Winter Carry Considerations

by Augie “Shark” Malagon

December 15, 2020

Old Man Winter arrived in East Tennessee earlier this week with the season’s first snowfall accompanied by below freezing temperatures. With the change of season comes that time of year where I start wearing a couple more layers of garments to keep me warm for the next few months.

Having spent my adult life as a cop in Florida, I did not have to change my mode of carry due to extra layers of clothing (except for the occasional light jacket or sweater for the mild Florida winter season). Now living in Tennessee’s four-season climate, I found that I need to adapt my carry mode to accommodate extra garments during the Winter.

So, what does that mean? It means that wearing extra layers of garments can and will become barriers that hinder your being able to efficiently draw your weapon in the event you need it. If, like me, you carry IWB at the 3-4 o’clock position, while wearing what many of us are typically wearing for the Winter months (t-shirt, a button-down shirt on top of that, a hoodie, and a heavy overcoat like Carhartt or North Face), try drawing your weapon from its holster under four layers of garments. See what I mean? That, my friends, is a recipe for disaster in a situation where each second matters. So now that we have identified the problem, what are the solutions?

First, remember that you always must dress around your EDC weapon of choice. Whether you carry in a shoulder rig, ankle rig, or other method, what you wear is part of the carry equation. Winter climate presents a special problem where you also must dress to stay warm.

Here is what works for me. As soon as the weather dictates wearing multiple layers of clothing, I switch from my typical IWB mode (Inside the Waist Band) of carry to an OWB mode (Outside the Waist Band). I have molded Kydex holsters for my weapon of choice, however, leather rigs would work fine as well. It just must be a holster that fits your specific weapon, making it secure and comfortable for you to wear on your strong-side hip at the 3-4 o’clock position, which is where I have mine situated.

I rarely zip up my outer coat or jacket so that if I need to draw my weapon, I can just simply sweep the lower part of the jacket (that hangs over the weapon) out of the way in a very overt, deliberate manner with my strong hand, then drive my hand down hard onto my weapon to get my master grip, then begin the draw process.

I traditionally wear hoodies with zippers for the same reason stated above. However, if you do wear a pullover type hoodie, just simply use your weak hand to pull the garment up past your weapon, clearing it first before obtaining your master grip and start your draw stroke.

I also strongly recommend getting in some dry practice drawing your weapon from under the 3-4 layers of garments to tune up your muscle memory. About a half dozen practice draws are what I do before walking out the door. Remember, muscle memory is a key factor to firearms training, and draw stroke is a vital fundamental skill.

------------------------

*Stated exercise A*
Reproduce the entries exactly, starting from their first line and ending with the line that contains "grid-cell-r8c4[interactable] <box>60 113", including both of those lines.
The article and the entries that follow it have nothing to do with each other.

------------------------

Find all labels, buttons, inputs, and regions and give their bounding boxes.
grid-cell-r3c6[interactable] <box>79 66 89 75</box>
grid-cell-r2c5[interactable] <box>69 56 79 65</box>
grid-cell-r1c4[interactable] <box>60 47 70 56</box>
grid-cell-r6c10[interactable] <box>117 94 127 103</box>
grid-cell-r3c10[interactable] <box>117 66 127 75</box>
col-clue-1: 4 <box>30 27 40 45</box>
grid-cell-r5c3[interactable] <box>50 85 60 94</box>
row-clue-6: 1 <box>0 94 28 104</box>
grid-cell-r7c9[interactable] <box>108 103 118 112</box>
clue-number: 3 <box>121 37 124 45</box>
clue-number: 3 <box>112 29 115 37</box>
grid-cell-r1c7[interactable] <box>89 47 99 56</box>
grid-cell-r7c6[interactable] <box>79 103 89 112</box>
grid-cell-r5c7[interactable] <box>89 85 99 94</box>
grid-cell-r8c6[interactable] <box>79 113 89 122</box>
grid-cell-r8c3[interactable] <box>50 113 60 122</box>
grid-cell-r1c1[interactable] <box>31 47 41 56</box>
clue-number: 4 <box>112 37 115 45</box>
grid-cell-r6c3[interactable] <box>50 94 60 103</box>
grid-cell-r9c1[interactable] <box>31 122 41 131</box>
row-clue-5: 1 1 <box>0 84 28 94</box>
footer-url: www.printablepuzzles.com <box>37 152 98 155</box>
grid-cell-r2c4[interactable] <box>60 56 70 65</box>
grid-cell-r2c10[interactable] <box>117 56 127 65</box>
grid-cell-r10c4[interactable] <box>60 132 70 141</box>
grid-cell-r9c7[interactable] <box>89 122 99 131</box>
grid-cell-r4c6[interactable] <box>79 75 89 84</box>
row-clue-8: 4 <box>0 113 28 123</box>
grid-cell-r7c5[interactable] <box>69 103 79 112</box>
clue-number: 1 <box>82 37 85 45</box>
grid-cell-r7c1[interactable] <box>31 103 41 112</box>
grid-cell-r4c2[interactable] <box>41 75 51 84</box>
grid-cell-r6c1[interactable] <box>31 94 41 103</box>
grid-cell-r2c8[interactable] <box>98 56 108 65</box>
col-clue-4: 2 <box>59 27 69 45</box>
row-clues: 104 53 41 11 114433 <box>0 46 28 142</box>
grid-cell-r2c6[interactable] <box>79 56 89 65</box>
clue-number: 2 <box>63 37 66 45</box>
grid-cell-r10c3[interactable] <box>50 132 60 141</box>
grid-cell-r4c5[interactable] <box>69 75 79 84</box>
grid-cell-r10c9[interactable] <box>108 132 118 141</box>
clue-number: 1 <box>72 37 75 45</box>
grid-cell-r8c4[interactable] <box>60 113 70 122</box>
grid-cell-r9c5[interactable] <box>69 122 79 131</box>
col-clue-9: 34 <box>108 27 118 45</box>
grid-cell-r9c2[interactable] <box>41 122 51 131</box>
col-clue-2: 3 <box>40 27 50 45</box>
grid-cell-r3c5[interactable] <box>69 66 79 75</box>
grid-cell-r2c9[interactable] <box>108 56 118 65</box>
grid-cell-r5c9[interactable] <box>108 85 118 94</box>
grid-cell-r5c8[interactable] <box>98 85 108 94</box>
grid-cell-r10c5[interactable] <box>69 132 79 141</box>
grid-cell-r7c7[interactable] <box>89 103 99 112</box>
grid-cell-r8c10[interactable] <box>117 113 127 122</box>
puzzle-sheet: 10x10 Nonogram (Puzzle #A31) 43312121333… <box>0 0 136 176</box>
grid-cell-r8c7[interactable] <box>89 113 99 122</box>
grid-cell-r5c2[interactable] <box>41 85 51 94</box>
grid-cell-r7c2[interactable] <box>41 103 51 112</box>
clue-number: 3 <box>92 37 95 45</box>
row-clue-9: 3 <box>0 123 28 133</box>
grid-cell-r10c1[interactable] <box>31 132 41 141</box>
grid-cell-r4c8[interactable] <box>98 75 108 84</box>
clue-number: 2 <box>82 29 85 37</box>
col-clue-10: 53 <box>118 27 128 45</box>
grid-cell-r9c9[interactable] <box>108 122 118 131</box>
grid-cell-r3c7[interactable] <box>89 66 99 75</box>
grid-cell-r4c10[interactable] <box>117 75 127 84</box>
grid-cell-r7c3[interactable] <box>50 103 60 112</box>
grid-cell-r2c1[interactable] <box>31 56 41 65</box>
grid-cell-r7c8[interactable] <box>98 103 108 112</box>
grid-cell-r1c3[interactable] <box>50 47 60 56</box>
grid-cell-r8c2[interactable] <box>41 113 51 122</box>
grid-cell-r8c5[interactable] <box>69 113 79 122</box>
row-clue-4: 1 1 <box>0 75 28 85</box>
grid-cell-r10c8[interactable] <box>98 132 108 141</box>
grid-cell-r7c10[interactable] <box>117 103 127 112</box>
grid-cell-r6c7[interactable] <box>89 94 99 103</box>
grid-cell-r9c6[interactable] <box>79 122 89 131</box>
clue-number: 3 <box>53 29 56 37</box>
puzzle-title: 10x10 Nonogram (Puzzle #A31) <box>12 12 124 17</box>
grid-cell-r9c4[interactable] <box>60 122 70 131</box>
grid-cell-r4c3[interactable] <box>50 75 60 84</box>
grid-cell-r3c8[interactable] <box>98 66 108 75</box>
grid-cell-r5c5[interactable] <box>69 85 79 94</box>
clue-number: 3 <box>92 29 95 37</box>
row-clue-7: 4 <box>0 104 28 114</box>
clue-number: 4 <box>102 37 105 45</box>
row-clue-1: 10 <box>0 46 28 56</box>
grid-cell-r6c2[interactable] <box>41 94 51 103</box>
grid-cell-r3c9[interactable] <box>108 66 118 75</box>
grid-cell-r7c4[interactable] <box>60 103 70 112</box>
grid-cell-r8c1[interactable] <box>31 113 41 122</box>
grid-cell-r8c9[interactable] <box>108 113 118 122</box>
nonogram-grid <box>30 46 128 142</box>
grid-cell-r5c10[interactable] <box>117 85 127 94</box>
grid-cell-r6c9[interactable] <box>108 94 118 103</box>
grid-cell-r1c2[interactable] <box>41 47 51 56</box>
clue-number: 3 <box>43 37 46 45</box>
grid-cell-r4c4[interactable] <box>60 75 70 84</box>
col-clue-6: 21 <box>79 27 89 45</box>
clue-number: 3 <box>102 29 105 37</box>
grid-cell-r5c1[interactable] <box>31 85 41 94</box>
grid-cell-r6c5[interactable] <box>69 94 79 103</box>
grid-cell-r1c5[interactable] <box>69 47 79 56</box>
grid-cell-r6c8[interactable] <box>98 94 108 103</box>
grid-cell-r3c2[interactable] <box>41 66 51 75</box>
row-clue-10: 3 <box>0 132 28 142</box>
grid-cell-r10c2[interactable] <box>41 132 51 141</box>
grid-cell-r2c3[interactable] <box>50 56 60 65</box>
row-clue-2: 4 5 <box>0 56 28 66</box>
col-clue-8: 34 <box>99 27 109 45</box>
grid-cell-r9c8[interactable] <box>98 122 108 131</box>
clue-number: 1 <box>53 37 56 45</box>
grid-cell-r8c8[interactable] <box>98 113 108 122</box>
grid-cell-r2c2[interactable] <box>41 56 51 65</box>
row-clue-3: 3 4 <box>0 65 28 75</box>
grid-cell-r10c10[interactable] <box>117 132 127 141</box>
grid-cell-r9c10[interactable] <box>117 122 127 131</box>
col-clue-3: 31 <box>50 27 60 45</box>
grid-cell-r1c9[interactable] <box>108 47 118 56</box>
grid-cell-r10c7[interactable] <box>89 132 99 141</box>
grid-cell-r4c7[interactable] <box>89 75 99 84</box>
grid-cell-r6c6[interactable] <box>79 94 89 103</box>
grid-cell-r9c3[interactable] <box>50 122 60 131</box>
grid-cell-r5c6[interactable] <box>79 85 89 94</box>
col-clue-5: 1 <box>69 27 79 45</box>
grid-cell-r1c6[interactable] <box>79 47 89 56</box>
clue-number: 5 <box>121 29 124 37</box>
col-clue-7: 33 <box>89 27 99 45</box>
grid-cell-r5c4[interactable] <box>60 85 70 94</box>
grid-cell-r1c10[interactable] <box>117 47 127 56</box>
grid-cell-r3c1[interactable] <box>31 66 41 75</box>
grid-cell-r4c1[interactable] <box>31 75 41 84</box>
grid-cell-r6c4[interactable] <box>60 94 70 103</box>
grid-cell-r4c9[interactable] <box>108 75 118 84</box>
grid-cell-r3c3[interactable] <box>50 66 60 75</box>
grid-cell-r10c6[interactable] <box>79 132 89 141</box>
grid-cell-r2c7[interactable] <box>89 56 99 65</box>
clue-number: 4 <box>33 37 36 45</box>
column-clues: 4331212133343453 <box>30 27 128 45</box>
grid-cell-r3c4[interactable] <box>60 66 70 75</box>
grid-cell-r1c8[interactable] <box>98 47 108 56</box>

------------------------

*Stated exercise B*
Transcribe the article word for word from "I traditionally wear" to "vital fundamental skill.".

*Right answer A*
Find all labels, buttons, inputs, and regions and give their bounding boxes.
grid-cell-r3c6[interactable] <box>79 66 89 75</box>
grid-cell-r2c5[interactable] <box>69 56 79 65</box>
grid-cell-r1c4[interactable] <box>60 47 70 56</box>
grid-cell-r6c10[interactable] <box>117 94 127 103</box>
grid-cell-r3c10[interactable] <box>117 66 127 75</box>
col-clue-1: 4 <box>30 27 40 45</box>
grid-cell-r5c3[interactable] <box>50 85 60 94</box>
row-clue-6: 1 <box>0 94 28 104</box>
grid-cell-r7c9[interactable] <box>108 103 118 112</box>
clue-number: 3 <box>121 37 124 45</box>
clue-number: 3 <box>112 29 115 37</box>
grid-cell-r1c7[interactable] <box>89 47 99 56</box>
grid-cell-r7c6[interactable] <box>79 103 89 112</box>
grid-cell-r5c7[interactable] <box>89 85 99 94</box>
grid-cell-r8c6[interactable] <box>79 113 89 122</box>
grid-cell-r8c3[interactable] <box>50 113 60 122</box>
grid-cell-r1c1[interactable] <box>31 47 41 56</box>
clue-number: 4 <box>112 37 115 45</box>
grid-cell-r6c3[interactable] <box>50 94 60 103</box>
grid-cell-r9c1[interactable] <box>31 122 41 131</box>
row-clue-5: 1 1 <box>0 84 28 94</box>
footer-url: www.printablepuzzles.com <box>37 152 98 155</box>
grid-cell-r2c4[interactable] <box>60 56 70 65</box>
grid-cell-r2c10[interactable] <box>117 56 127 65</box>
grid-cell-r10c4[interactable] <box>60 132 70 141</box>
grid-cell-r9c7[interactable] <box>89 122 99 131</box>
grid-cell-r4c6[interactable] <box>79 75 89 84</box>
row-clue-8: 4 <box>0 113 28 123</box>
grid-cell-r7c5[interactable] <box>69 103 79 112</box>
clue-number: 1 <box>82 37 85 45</box>
grid-cell-r7c1[interactable] <box>31 103 41 112</box>
grid-cell-r4c2[interactable] <box>41 75 51 84</box>
grid-cell-r6c1[interactable] <box>31 94 41 103</box>
grid-cell-r2c8[interactable] <box>98 56 108 65</box>
col-clue-4: 2 <box>59 27 69 45</box>
row-clues: 104 53 41 11 114433 <box>0 46 28 142</box>
grid-cell-r2c6[interactable] <box>79 56 89 65</box>
clue-number: 2 <box>63 37 66 45</box>
grid-cell-r10c3[interactable] <box>50 132 60 141</box>
grid-cell-r4c5[interactable] <box>69 75 79 84</box>
grid-cell-r10c9[interactable] <box>108 132 118 141</box>
clue-number: 1 <box>72 37 75 45</box>
grid-cell-r8c4[interactable] <box>60 113 70 122</box>

*Right answer B*
I traditionally wear hoodies with zippers for the same reason stated above. However, if you do wear a pullover type hoodie, just simply use your weak hand to pull the garment up past your weapon, clearing it first before obtaining your master grip and start your draw stroke.

I also strongly recommend getting in some dry practice drawing your weapon from under the 3-4 layers of garments to tune up your muscle memory. About a half dozen practice draws are what I do before walking out the door. Remember, muscle memory is a key factor to firearms training, and draw stroke is a vital fundamental skill.